━━━ DATASET
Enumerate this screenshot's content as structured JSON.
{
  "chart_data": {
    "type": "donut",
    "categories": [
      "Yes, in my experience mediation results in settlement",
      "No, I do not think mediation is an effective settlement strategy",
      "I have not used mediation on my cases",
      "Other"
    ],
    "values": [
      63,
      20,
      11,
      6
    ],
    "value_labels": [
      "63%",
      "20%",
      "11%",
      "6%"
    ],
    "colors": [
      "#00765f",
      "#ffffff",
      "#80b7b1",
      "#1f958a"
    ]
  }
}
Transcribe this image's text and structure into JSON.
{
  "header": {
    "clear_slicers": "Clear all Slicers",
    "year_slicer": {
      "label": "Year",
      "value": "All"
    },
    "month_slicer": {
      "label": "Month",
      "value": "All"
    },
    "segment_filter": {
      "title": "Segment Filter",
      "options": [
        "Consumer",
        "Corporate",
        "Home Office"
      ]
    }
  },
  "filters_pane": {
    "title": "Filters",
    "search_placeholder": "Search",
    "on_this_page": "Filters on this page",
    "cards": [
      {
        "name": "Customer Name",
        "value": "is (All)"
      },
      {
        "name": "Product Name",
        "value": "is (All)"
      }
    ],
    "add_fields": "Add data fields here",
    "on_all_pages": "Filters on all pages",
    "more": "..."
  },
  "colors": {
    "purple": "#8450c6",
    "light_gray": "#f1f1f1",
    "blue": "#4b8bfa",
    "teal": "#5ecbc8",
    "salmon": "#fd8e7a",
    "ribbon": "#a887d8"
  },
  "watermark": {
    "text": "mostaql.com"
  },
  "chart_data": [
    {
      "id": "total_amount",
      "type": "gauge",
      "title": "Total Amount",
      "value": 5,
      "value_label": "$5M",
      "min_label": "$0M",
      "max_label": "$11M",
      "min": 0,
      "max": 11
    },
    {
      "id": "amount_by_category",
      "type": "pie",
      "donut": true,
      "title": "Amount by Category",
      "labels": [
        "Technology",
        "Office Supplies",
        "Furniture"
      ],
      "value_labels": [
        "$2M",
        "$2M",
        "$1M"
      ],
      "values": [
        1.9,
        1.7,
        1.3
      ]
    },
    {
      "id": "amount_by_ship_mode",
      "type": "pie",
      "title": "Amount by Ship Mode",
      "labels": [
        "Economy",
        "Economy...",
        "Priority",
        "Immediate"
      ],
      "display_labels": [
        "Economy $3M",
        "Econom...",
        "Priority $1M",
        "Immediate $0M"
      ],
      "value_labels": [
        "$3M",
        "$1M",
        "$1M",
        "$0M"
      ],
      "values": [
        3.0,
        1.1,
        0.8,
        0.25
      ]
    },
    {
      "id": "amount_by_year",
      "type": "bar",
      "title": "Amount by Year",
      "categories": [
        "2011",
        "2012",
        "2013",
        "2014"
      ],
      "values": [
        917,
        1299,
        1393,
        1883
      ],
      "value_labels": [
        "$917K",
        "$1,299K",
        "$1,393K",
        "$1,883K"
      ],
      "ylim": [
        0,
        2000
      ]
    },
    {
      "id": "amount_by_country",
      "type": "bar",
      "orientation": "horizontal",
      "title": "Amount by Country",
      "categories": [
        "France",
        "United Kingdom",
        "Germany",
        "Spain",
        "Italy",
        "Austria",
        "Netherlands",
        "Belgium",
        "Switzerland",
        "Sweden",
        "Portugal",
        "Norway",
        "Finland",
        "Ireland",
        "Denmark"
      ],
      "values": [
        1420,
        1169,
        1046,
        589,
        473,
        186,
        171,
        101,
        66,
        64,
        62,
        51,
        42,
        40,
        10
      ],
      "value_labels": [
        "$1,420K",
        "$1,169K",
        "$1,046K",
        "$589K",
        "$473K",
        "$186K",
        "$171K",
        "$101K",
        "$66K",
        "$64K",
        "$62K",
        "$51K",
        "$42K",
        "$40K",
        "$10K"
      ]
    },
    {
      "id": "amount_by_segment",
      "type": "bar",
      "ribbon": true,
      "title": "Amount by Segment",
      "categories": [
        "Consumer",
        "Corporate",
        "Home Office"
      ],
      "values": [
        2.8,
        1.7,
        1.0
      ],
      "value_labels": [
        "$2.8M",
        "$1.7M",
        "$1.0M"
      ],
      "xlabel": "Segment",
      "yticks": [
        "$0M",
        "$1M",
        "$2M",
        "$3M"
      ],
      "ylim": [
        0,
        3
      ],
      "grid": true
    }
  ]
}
━━━━━━
### EXERCISE DETAILS
Once more, set down the full listing, verbatim.

### FINAL RESULT
Enumerate this screenshot's content as structured JSON.
{
  "chart_data": {
    "type": "donut",
    "categories": [
      "Yes, in my experience mediation results in settlement",
      "No, I do not think mediation is an effective settlement strategy",
      "I have not used mediation on my cases",
      "Other"
    ],
    "values": [
      63,
      20,
      11,
      6
    ],
    "value_labels": [
      "63%",
      "20%",
      "11%",
      "6%"
    ],
    "colors": [
      "#00765f",
      "#ffffff",
      "#80b7b1",
      "#1f958a"
    ]
  }
}
Transcribe this image's text and structure into JSON.
{
  "header": {
    "clear_slicers": "Clear all Slicers",
    "year_slicer": {
      "label": "Year",
      "value": "All"
    },
    "month_slicer": {
      "label": "Month",
      "value": "All"
    },
    "segment_filter": {
      "title": "Segment Filter",
      "options": [
        "Consumer",
        "Corporate",
        "Home Office"
      ]
    }
  },
  "filters_pane": {
    "title": "Filters",
    "search_placeholder": "Search",
    "on_this_page": "Filters on this page",
    "cards": [
      {
        "name": "Customer Name",
        "value": "is (All)"
      },
      {
        "name": "Product Name",
        "value": "is (All)"
      }
    ],
    "add_fields": "Add data fields here",
    "on_all_pages": "Filters on all pages",
    "more": "..."
  },
  "colors": {
    "purple": "#8450c6",
    "light_gray": "#f1f1f1",
    "blue": "#4b8bfa",
    "teal": "#5ecbc8",
    "salmon": "#fd8e7a",
    "ribbon": "#a887d8"
  },
  "watermark": {
    "text": "mostaql.com"
  },
  "chart_data": [
    {
      "id": "total_amount",
      "type": "gauge",
      "title": "Total Amount",
      "value": 5,
      "value_label": "$5M",
      "min_label": "$0M",
      "max_label": "$11M",
      "min": 0,
      "max": 11
    },
    {
      "id": "amount_by_category",
      "type": "pie",
      "donut": true,
      "title": "Amount by Category",
      "labels": [
        "Technology",
        "Office Supplies",
        "Furniture"
      ],
      "value_labels": [
        "$2M",
        "$2M",
        "$1M"
      ],
      "values": [
        1.9,
        1.7,
        1.3
      ]
    },
    {
      "id": "amount_by_ship_mode",
      "type": "pie",
      "title": "Amount by Ship Mode",
      "labels": [
        "Economy",
        "Economy...",
        "Priority",
        "Immediate"
      ],
      "display_labels": [
        "Economy $3M",
        "Econom...",
        "Priority $1M",
        "Immediate $0M"
      ],
      "value_labels": [
        "$3M",
        "$1M",
        "$1M",
        "$0M"
      ],
      "values": [
        3.0,
        1.1,
        0.8,
        0.25
      ]
    },
    {
      "id": "amount_by_year",
      "type": "bar",
      "title": "Amount by Year",
      "categories": [
        "2011",
        "2012",
        "2013",
        "2014"
      ],
      "values": [
        917,
        1299,
        1393,
        1883
      ],
      "value_labels": [
        "$917K",
        "$1,299K",
        "$1,393K",
        "$1,883K"
      ],
      "ylim": [
        0,
        2000
      ]
    },
    {
      "id": "amount_by_country",
      "type": "bar",
      "orientation": "horizontal",
      "title": "Amount by Country",
      "categories": [
        "France",
        "United Kingdom",
        "Germany",
        "Spain",
        "Italy",
        "Austria",
        "Netherlands",
        "Belgium",
        "Switzerland",
        "Sweden",
        "Portugal",
        "Norway",
        "Finland",
        "Ireland",
        "Denmark"
      ],
      "values": [
        1420,
        1169,
        1046,
        589,
        473,
        186,
        171,
        101,
        66,
        64,
        62,
        51,
        42,
        40,
        10
      ],
      "value_labels": [
        "$1,420K",
        "$1,169K",
        "$1,046K",
        "$589K",
        "$473K",
        "$186K",
        "$171K",
        "$101K",
        "$66K",
        "$64K",
        "$62K",
        "$51K",
        "$42K",
        "$40K",
        "$10K"
      ]
    },
    {
      "id": "amount_by_segment",
      "type": "bar",
      "ribbon": true,
      "title": "Amount by Segment",
      "categories": [
        "Consumer",
        "Corporate",
        "Home Office"
      ],
      "values": [
        2.8,
        1.7,
        1.0
      ],
      "value_labels": [
        "$2.8M",
        "$1.7M",
        "$1.0M"
      ],
      "xlabel": "Segment",
      "yticks": [
        "$0M",
        "$1M",
        "$2M",
        "$3M"
      ],
      "ylim": [
        0,
        3
      ],
      "grid": true
    }
  ]
}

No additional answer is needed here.